• [TASK TO COMPLETE] Reproduce the listing below without changes, except that pictures are left out.

****************

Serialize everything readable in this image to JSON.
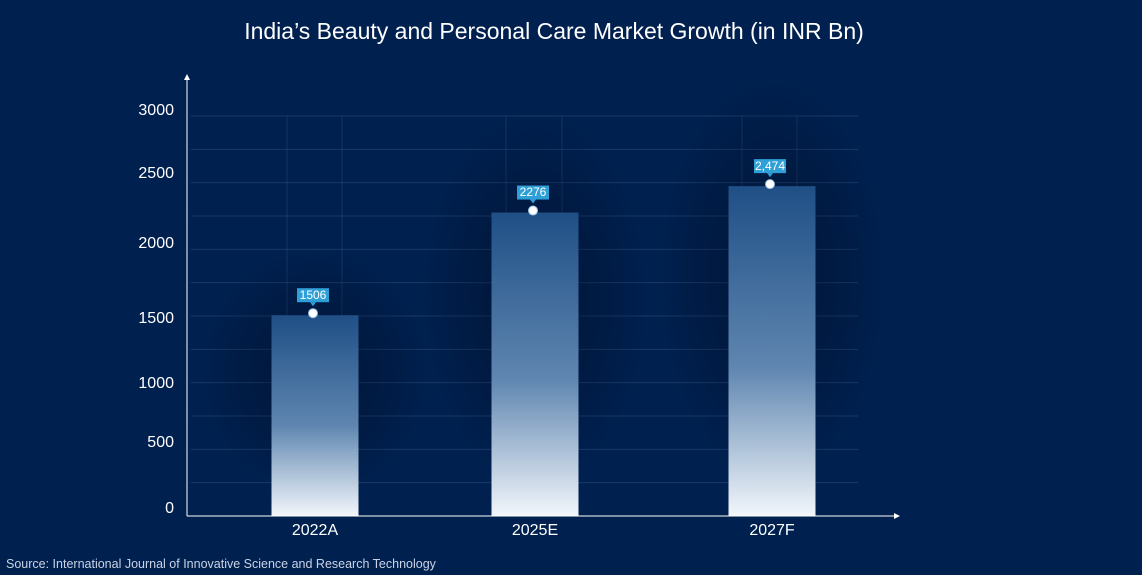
{
  "chart_data": {
    "type": "bar",
    "title": "India’s Beauty and Personal Care Market Growth (in INR Bn)",
    "categories": [
      "2022A",
      "2025E",
      "2027F"
    ],
    "values": [
      1506,
      2276,
      2474
    ],
    "data_labels": [
      "1506",
      "2276",
      "2,474"
    ],
    "ylim": [
      0,
      3000
    ],
    "y_ticks": [
      {
        "value": 0,
        "label": "0"
      },
      {
        "value": 500,
        "label": "500"
      },
      {
        "value": 1000,
        "label": "1000"
      },
      {
        "value": 1500,
        "label": "1500"
      },
      {
        "value": 2000,
        "label": "2000"
      },
      {
        "value": 2500,
        "label": "2500"
      },
      {
        "value": 3000,
        "label": "3000"
      }
    ],
    "xlabel": "",
    "ylabel": "",
    "grid": true,
    "legend": "none"
  },
  "source": "Source: International Journal of Innovative Science and Research Technology",
  "colors": {
    "background": "#00204f",
    "label_box": "#2f9fd8",
    "bar_top": "#1f4f86",
    "bar_bottom": "#f2f6fb"
  }
}
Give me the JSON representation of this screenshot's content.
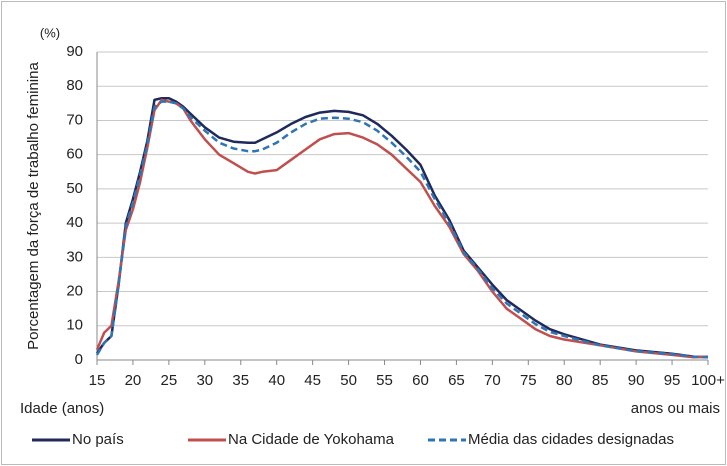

****************

• [RESPONSE]
Serialize everything readable in this image to JSON.
{
  "chart_data": {
    "type": "bar",
    "title": "India’s Beauty and Personal Care Market Growth (in INR Bn)",
    "categories": [
      "2022A",
      "2025E",
      "2027F"
    ],
    "values": [
      1506,
      2276,
      2474
    ],
    "data_labels": [
      "1506",
      "2276",
      "2,474"
    ],
    "ylim": [
      0,
      3000
    ],
    "y_ticks": [
      {
        "value": 0,
        "label": "0"
      },
      {
        "value": 500,
        "label": "500"
      },
      {
        "value": 1000,
        "label": "1000"
      },
      {
        "value": 1500,
        "label": "1500"
      },
      {
        "value": 2000,
        "label": "2000"
      },
      {
        "value": 2500,
        "label": "2500"
      },
      {
        "value": 3000,
        "label": "3000"
      }
    ],
    "xlabel": "",
    "ylabel": "",
    "grid": true,
    "legend": "none"
  },
  "source": "Source: International Journal of Innovative Science and Research Technology",
  "colors": {
    "background": "#00204f",
    "label_box": "#2f9fd8",
    "bar_top": "#1f4f86",
    "bar_bottom": "#f2f6fb"
  }
}
Give me the JSON representation of this screenshot's content.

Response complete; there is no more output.